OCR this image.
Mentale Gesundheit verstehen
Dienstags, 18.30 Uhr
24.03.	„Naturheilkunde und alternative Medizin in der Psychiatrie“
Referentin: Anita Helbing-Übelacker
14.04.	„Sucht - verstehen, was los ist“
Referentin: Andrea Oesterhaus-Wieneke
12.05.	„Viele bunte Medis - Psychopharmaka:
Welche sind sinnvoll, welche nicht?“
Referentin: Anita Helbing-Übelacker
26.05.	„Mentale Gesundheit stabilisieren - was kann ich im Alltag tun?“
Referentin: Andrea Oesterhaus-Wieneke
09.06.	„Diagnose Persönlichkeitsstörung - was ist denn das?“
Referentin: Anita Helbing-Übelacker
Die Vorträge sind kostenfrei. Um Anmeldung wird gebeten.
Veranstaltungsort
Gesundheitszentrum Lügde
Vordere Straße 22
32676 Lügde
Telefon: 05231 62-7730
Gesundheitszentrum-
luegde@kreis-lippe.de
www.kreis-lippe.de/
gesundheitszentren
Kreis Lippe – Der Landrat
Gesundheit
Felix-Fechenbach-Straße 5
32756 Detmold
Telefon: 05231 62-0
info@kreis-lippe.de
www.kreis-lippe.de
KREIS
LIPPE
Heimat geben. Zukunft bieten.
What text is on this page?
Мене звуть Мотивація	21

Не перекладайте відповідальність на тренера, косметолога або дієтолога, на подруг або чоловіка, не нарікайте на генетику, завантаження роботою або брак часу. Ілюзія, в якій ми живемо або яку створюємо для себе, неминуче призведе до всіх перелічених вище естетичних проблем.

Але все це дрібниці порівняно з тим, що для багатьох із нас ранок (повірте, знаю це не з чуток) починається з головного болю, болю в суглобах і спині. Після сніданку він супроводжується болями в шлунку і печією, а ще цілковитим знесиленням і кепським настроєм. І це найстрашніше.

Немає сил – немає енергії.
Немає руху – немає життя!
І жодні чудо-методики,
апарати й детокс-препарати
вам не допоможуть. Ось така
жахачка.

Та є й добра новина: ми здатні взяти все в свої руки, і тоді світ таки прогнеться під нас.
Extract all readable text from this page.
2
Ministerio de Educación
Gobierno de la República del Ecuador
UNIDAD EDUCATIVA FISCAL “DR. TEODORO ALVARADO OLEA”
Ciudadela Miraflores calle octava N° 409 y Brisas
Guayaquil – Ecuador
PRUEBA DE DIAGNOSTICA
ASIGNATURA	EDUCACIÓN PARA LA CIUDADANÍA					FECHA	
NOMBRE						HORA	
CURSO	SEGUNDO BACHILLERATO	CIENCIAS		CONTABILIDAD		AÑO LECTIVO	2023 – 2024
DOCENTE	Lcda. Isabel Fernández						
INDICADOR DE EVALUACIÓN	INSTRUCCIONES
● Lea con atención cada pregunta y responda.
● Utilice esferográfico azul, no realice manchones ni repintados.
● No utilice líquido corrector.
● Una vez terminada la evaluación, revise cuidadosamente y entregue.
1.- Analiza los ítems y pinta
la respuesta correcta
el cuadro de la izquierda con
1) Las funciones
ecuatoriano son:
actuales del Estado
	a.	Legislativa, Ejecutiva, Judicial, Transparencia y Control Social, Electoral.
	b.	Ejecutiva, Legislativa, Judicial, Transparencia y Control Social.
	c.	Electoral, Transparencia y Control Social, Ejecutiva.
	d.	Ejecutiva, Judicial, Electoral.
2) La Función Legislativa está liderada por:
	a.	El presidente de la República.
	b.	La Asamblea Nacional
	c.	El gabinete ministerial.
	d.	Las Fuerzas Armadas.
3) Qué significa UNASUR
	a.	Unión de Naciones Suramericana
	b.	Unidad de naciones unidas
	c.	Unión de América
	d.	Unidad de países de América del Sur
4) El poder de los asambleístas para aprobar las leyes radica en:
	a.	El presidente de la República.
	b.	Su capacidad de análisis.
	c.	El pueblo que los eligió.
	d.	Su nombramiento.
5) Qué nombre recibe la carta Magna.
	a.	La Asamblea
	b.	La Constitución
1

++++++++++++++++++++

Copy out the material above in its entirety. Every detail must match.

OCR this image.
Mentale Gesundheit verstehen
Dienstags, 18.30 Uhr
24.03.	„Naturheilkunde und alternative Medizin in der Psychiatrie“
Referentin: Anita Helbing-Übelacker
14.04.	„Sucht - verstehen, was los ist“
Referentin: Andrea Oesterhaus-Wieneke
12.05.	„Viele bunte Medis - Psychopharmaka:
Welche sind sinnvoll, welche nicht?“
Referentin: Anita Helbing-Übelacker
26.05.	„Mentale Gesundheit stabilisieren - was kann ich im Alltag tun?“
Referentin: Andrea Oesterhaus-Wieneke
09.06.	„Diagnose Persönlichkeitsstörung - was ist denn das?“
Referentin: Anita Helbing-Übelacker
Die Vorträge sind kostenfrei. Um Anmeldung wird gebeten.
Veranstaltungsort
Gesundheitszentrum Lügde
Vordere Straße 22
32676 Lügde
Telefon: 05231 62-7730
Gesundheitszentrum-
luegde@kreis-lippe.de
www.kreis-lippe.de/
gesundheitszentren
Kreis Lippe – Der Landrat
Gesundheit
Felix-Fechenbach-Straße 5
32756 Detmold
Telefon: 05231 62-0
info@kreis-lippe.de
www.kreis-lippe.de
KREIS
LIPPE
Heimat geben. Zukunft bieten.
What text is on this page?
Мене звуть Мотивація	21

Не перекладайте відповідальність на тренера, косметолога або дієтолога, на подруг або чоловіка, не нарікайте на генетику, завантаження роботою або брак часу. Ілюзія, в якій ми живемо або яку створюємо для себе, неминуче призведе до всіх перелічених вище естетичних проблем.

Але все це дрібниці порівняно з тим, що для багатьох із нас ранок (повірте, знаю це не з чуток) починається з головного болю, болю в суглобах і спині. Після сніданку він супроводжується болями в шлунку і печією, а ще цілковитим знесиленням і кепським настроєм. І це найстрашніше.

Немає сил – немає енергії.
Немає руху – немає життя!
І жодні чудо-методики,
апарати й детокс-препарати
вам не допоможуть. Ось така
жахачка.

Та є й добра новина: ми здатні взяти все в свої руки, і тоді світ таки прогнеться під нас.
Extract all readable text from this page.
2
Ministerio de Educación
Gobierno de la República del Ecuador
UNIDAD EDUCATIVA FISCAL “DR. TEODORO ALVARADO OLEA”
Ciudadela Miraflores calle octava N° 409 y Brisas
Guayaquil – Ecuador
PRUEBA DE DIAGNOSTICA
ASIGNATURA	EDUCACIÓN PARA LA CIUDADANÍA					FECHA	
NOMBRE						HORA	
CURSO	SEGUNDO BACHILLERATO	CIENCIAS		CONTABILIDAD		AÑO LECTIVO	2023 – 2024
DOCENTE	Lcda. Isabel Fernández						
INDICADOR DE EVALUACIÓN	INSTRUCCIONES
● Lea con atención cada pregunta y responda.
● Utilice esferográfico azul, no realice manchones ni repintados.
● No utilice líquido corrector.
● Una vez terminada la evaluación, revise cuidadosamente y entregue.
1.- Analiza los ítems y pinta
la respuesta correcta
el cuadro de la izquierda con
1) Las funciones
ecuatoriano son:
actuales del Estado
	a.	Legislativa, Ejecutiva, Judicial, Transparencia y Control Social, Electoral.
	b.	Ejecutiva, Legislativa, Judicial, Transparencia y Control Social.
	c.	Electoral, Transparencia y Control Social, Ejecutiva.
	d.	Ejecutiva, Judicial, Electoral.
2) La Función Legislativa está liderada por:
	a.	El presidente de la República.
	b.	La Asamblea Nacional
	c.	El gabinete ministerial.
	d.	Las Fuerzas Armadas.
3) Qué significa UNASUR
	a.	Unión de Naciones Suramericana
	b.	Unidad de naciones unidas
	c.	Unión de América
	d.	Unidad de países de América del Sur
4) El poder de los asambleístas para aprobar las leyes radica en:
	a.	El presidente de la República.
	b.	Su capacidad de análisis.
	c.	El pueblo que los eligió.
	d.	Su nombramiento.
5) Qué nombre recibe la carta Magna.
	a.	La Asamblea
	b.	La Constitución
1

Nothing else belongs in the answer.